-- DIRECTION --
Within the records that follow, find every line containing the string "chinensis". Copy those lines.
[DATA SUPPLIED start]
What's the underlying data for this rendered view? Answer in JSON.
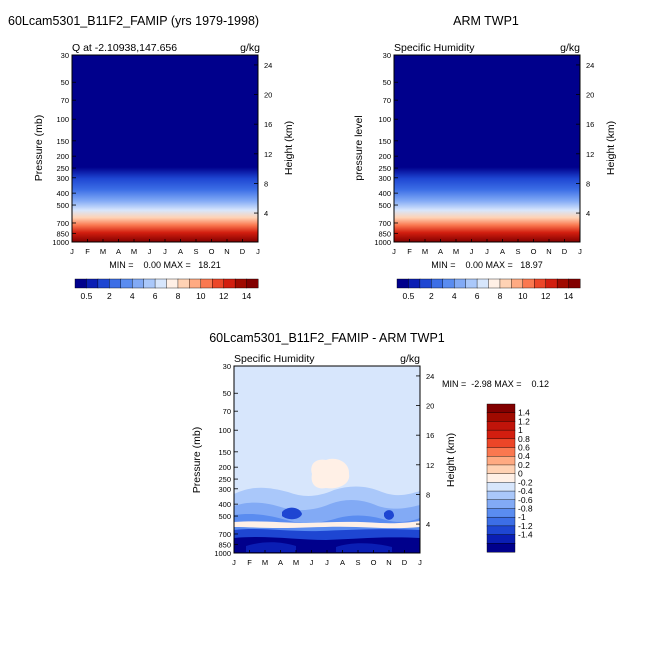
{
  "colors": {
    "scale_a": [
      "#00008c",
      "#0a1eb4",
      "#1e46d2",
      "#3c6ee6",
      "#5a8cf0",
      "#82aaf5",
      "#aac8fa",
      "#d7e6fc",
      "#fff0e6",
      "#ffd2b4",
      "#ffaa82",
      "#fa7850",
      "#ec4628",
      "#d21e0f",
      "#a00a00",
      "#820000"
    ],
    "scale_b": [
      "#00008c",
      "#0a1eb4",
      "#1e46d2",
      "#3c6ee6",
      "#5a8cf0",
      "#82aaf5",
      "#aac8fa",
      "#d7e6fc",
      "#fff0e6",
      "#ffd2b4",
      "#ffaa82",
      "#fa7850",
      "#ec4628",
      "#d21e0f",
      "#a00a00",
      "#820000"
    ]
  },
  "chart_data": [
    {
      "type": "heatmap",
      "title": "60Lcam5301_B11F2_FAMIP (yrs 1979-1998)",
      "subtitle_left": "Q at -2.10938,147.656",
      "units": "g/kg",
      "ylabel": "Pressure (mb)",
      "ylabel_right": "Height (km)",
      "x_ticks": [
        "J",
        "F",
        "M",
        "A",
        "M",
        "J",
        "J",
        "A",
        "S",
        "O",
        "N",
        "D",
        "J"
      ],
      "y_ticks": [
        "30",
        "50",
        "70",
        "100",
        "150",
        "200",
        "250",
        "300",
        "400",
        "500",
        "700",
        "850",
        "1000"
      ],
      "y_ticks_right": [
        "24",
        "20",
        "16",
        "12",
        "8",
        "4"
      ],
      "min_max": "MIN =    0.00 MAX =   18.21",
      "colorbar_labels": [
        "0.5",
        "2",
        "4",
        "6",
        "8",
        "10",
        "12",
        "14"
      ],
      "min": 0.0,
      "max": 18.21
    },
    {
      "type": "heatmap",
      "title": "ARM TWP1",
      "subtitle_left": "Specific Humidity",
      "units": "g/kg",
      "ylabel": "pressure level",
      "ylabel_right": "Height (km)",
      "x_ticks": [
        "J",
        "F",
        "M",
        "A",
        "M",
        "J",
        "J",
        "A",
        "S",
        "O",
        "N",
        "D",
        "J"
      ],
      "y_ticks": [
        "30",
        "50",
        "70",
        "100",
        "150",
        "200",
        "250",
        "300",
        "400",
        "500",
        "700",
        "850",
        "1000"
      ],
      "y_ticks_right": [
        "24",
        "20",
        "16",
        "12",
        "8",
        "4"
      ],
      "min_max": "MIN =    0.00 MAX =   18.97",
      "colorbar_labels": [
        "0.5",
        "2",
        "4",
        "6",
        "8",
        "10",
        "12",
        "14"
      ],
      "min": 0.0,
      "max": 18.97
    },
    {
      "type": "heatmap",
      "title": "60Lcam5301_B11F2_FAMIP - ARM TWP1",
      "subtitle_left": "Specific Humidity",
      "units": "g/kg",
      "ylabel": "Pressure (mb)",
      "ylabel_right": "Height (km)",
      "x_ticks": [
        "J",
        "F",
        "M",
        "A",
        "M",
        "J",
        "J",
        "A",
        "S",
        "O",
        "N",
        "D",
        "J"
      ],
      "y_ticks": [
        "30",
        "50",
        "70",
        "100",
        "150",
        "200",
        "250",
        "300",
        "400",
        "500",
        "700",
        "850",
        "1000"
      ],
      "y_ticks_right": [
        "24",
        "20",
        "16",
        "12",
        "8",
        "4"
      ],
      "min_max": "MIN =  -2.98 MAX =    0.12",
      "colorbar_labels": [
        "1.4",
        "1.2",
        "1",
        "0.8",
        "0.6",
        "0.4",
        "0.2",
        "0",
        "-0.2",
        "-0.4",
        "-0.6",
        "-0.8",
        "-1",
        "-1.2",
        "-1.4"
      ],
      "min": -2.98,
      "max": 0.12
    }
  ]
}
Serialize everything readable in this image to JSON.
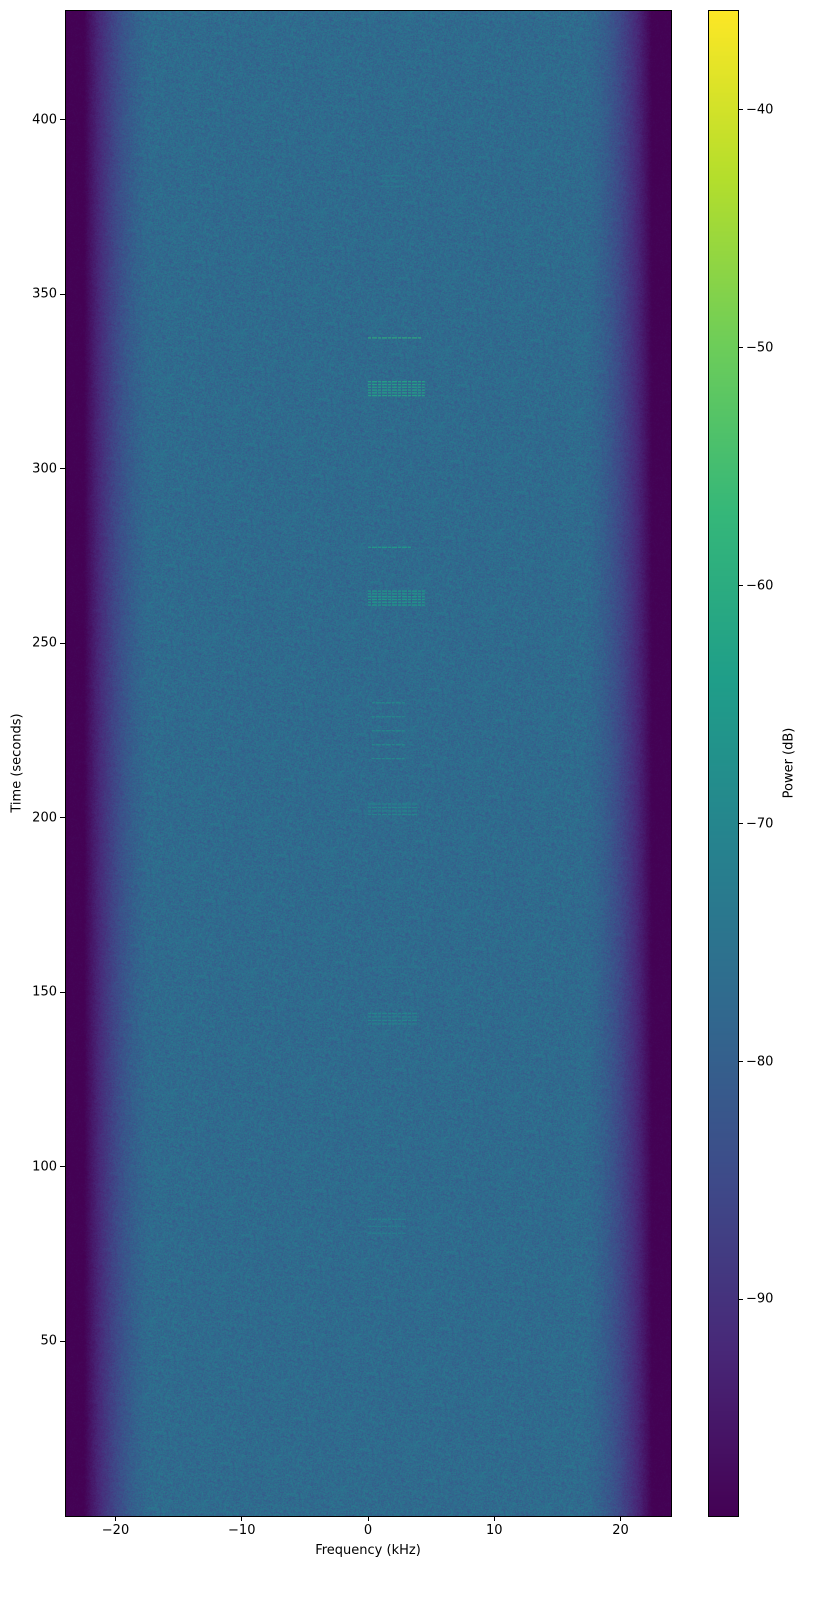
{
  "chart_data": {
    "type": "heatmap",
    "title": "",
    "xlabel": "Frequency (kHz)",
    "ylabel": "Time (seconds)",
    "xlim": [
      -24,
      24
    ],
    "ylim": [
      0,
      431.5
    ],
    "xticks": [
      -20,
      -10,
      0,
      10,
      20
    ],
    "xtick_labels": [
      "−20",
      "−10",
      "0",
      "10",
      "20"
    ],
    "yticks": [
      50,
      100,
      150,
      200,
      250,
      300,
      350,
      400
    ],
    "ytick_labels": [
      "50",
      "100",
      "150",
      "200",
      "250",
      "300",
      "350",
      "400"
    ],
    "colormap": "viridis",
    "colorbar": {
      "label": "Power (dB)",
      "range": [
        -99.1,
        -35.8
      ],
      "ticks": [
        -40,
        -50,
        -60,
        -70,
        -80,
        -90
      ],
      "tick_labels": [
        "−40",
        "−50",
        "−60",
        "−70",
        "−80",
        "−90"
      ]
    },
    "background": {
      "noise_floor_db": -77,
      "noise_spread_db": 6,
      "edge_floor_db": -99,
      "rolloff_start_khz": 17,
      "rolloff_end_khz": 22.5
    },
    "signal_bursts": [
      {
        "t": [
          81,
          85
        ],
        "f": [
          0,
          3
        ],
        "power_db": -71,
        "lines": 3
      },
      {
        "t": [
          97,
          97.5
        ],
        "f": [
          0,
          3
        ],
        "power_db": -74,
        "lines": 1
      },
      {
        "t": [
          141,
          144
        ],
        "f": [
          0,
          4
        ],
        "power_db": -69,
        "lines": 4
      },
      {
        "t": [
          157,
          157.5
        ],
        "f": [
          0,
          4
        ],
        "power_db": -74,
        "lines": 1
      },
      {
        "t": [
          201,
          204
        ],
        "f": [
          0,
          4
        ],
        "power_db": -69,
        "lines": 4
      },
      {
        "t": [
          217,
          233
        ],
        "f": [
          0.3,
          3
        ],
        "power_db": -68,
        "lines": 5
      },
      {
        "t": [
          261,
          265
        ],
        "f": [
          0,
          4.5
        ],
        "power_db": -64,
        "lines": 6
      },
      {
        "t": [
          277.3,
          277.8
        ],
        "f": [
          0,
          3.5
        ],
        "power_db": -64,
        "lines": 1
      },
      {
        "t": [
          321,
          325
        ],
        "f": [
          0,
          4.5
        ],
        "power_db": -62,
        "lines": 6
      },
      {
        "t": [
          337.3,
          337.8
        ],
        "f": [
          0,
          4.2
        ],
        "power_db": -59,
        "lines": 1
      },
      {
        "t": [
          381,
          384
        ],
        "f": [
          1,
          3
        ],
        "power_db": -72,
        "lines": 3
      }
    ],
    "grid": false
  }
}
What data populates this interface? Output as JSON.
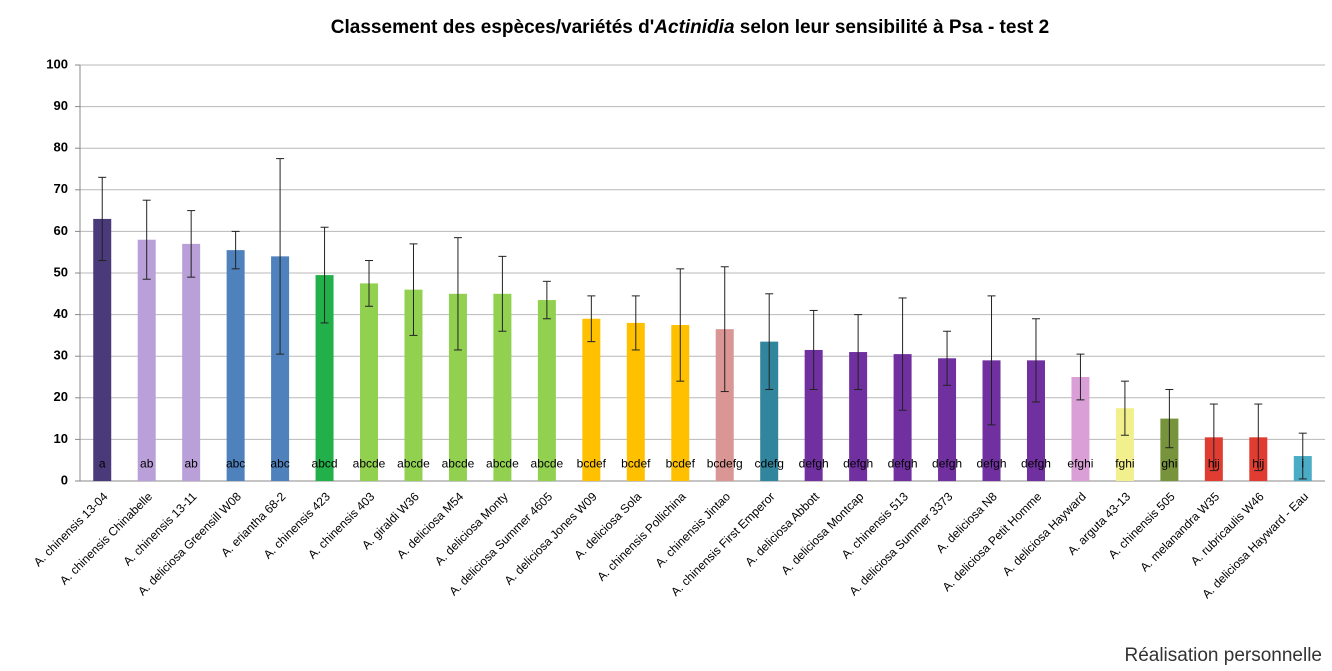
{
  "chart_data": {
    "type": "bar",
    "title_parts": [
      "Classement des espèces/variétés d'",
      "Actinidia",
      " selon leur sensibilité à Psa - test 2"
    ],
    "categories": [
      "A. chinensis 13-04",
      "A. chinensis Chinabelle",
      "A. chinensis 13-11",
      "A. deliciosa Greensill W08",
      "A. eriantha 68-2",
      "A. chinensis 423",
      "A. chinensis 403",
      "A. giraldi W36",
      "A. deliciosa M54",
      "A. deliciosa Monty",
      "A. deliciosa Summer 4605",
      "A. deliciosa Jones W09",
      "A. deliciosa Sola",
      "A. chinensis Pollichina",
      "A. chinensis Jintao",
      "A. chinensis First Emperor",
      "A. deliciosa Abbott",
      "A. deliciosa Montcap",
      "A. chinensis 513",
      "A. deliciosa Summer 3373",
      "A. deliciosa N8",
      "A. deliciosa Petit Homme",
      "A. deliciosa Hayward",
      "A. arguta 43-13",
      "A. chinensis 505",
      "A. melanandra W35",
      "A. rubricaulis W46",
      "A. deliciosa Hayward - Eau"
    ],
    "values": [
      63,
      58,
      57,
      55.5,
      54,
      49.5,
      47.5,
      46,
      45,
      45,
      43.5,
      39,
      38,
      37.5,
      36.5,
      33.5,
      31.5,
      31,
      30.5,
      29.5,
      29,
      29,
      25,
      17.5,
      15,
      10.5,
      10.5,
      6
    ],
    "errors": [
      10,
      9.5,
      8,
      4.5,
      23.5,
      11.5,
      5.5,
      11,
      13.5,
      9,
      4.5,
      5.5,
      6.5,
      13.5,
      15,
      11.5,
      9.5,
      9,
      13.5,
      6.5,
      15.5,
      10,
      5.5,
      6.5,
      7,
      8,
      8,
      5.5
    ],
    "groups": [
      "a",
      "ab",
      "ab",
      "abc",
      "abc",
      "abcd",
      "abcde",
      "abcde",
      "abcde",
      "abcde",
      "abcde",
      "bcdef",
      "bcdef",
      "bcdef",
      "bcdefg",
      "cdefg",
      "defgh",
      "defgh",
      "defgh",
      "defgh",
      "defgh",
      "defgh",
      "efghi",
      "fghi",
      "ghi",
      "hij",
      "hij",
      "i"
    ],
    "colors": [
      "#4b3a7a",
      "#b9a0d8",
      "#b9a0d8",
      "#4f81bd",
      "#4f81bd",
      "#22b04a",
      "#92d050",
      "#92d050",
      "#92d050",
      "#92d050",
      "#92d050",
      "#ffc000",
      "#ffc000",
      "#ffc000",
      "#d99694",
      "#31859c",
      "#7030a0",
      "#7030a0",
      "#7030a0",
      "#7030a0",
      "#7030a0",
      "#7030a0",
      "#d99fd6",
      "#f2f08c",
      "#77933c",
      "#e03c31",
      "#e03c31",
      "#4bacc6"
    ],
    "ylim": [
      0,
      100
    ],
    "yticks": [
      0,
      10,
      20,
      30,
      40,
      50,
      60,
      70,
      80,
      90,
      100
    ],
    "grid": true,
    "footer": "Réalisation personnelle"
  }
}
[DATA SUPPLIED end]
-- ANSWER TO THIS TASK --
      "A. chinensis 13-04",
      "A. chinensis Chinabelle",
      "A. chinensis 13-11",
      "A. chinensis 423",
      "A. chinensis 403",
      "A. chinensis Pollichina",
      "A. chinensis Jintao",
      "A. chinensis First Emperor",
      "A. chinensis 513",
      "A. chinensis 505",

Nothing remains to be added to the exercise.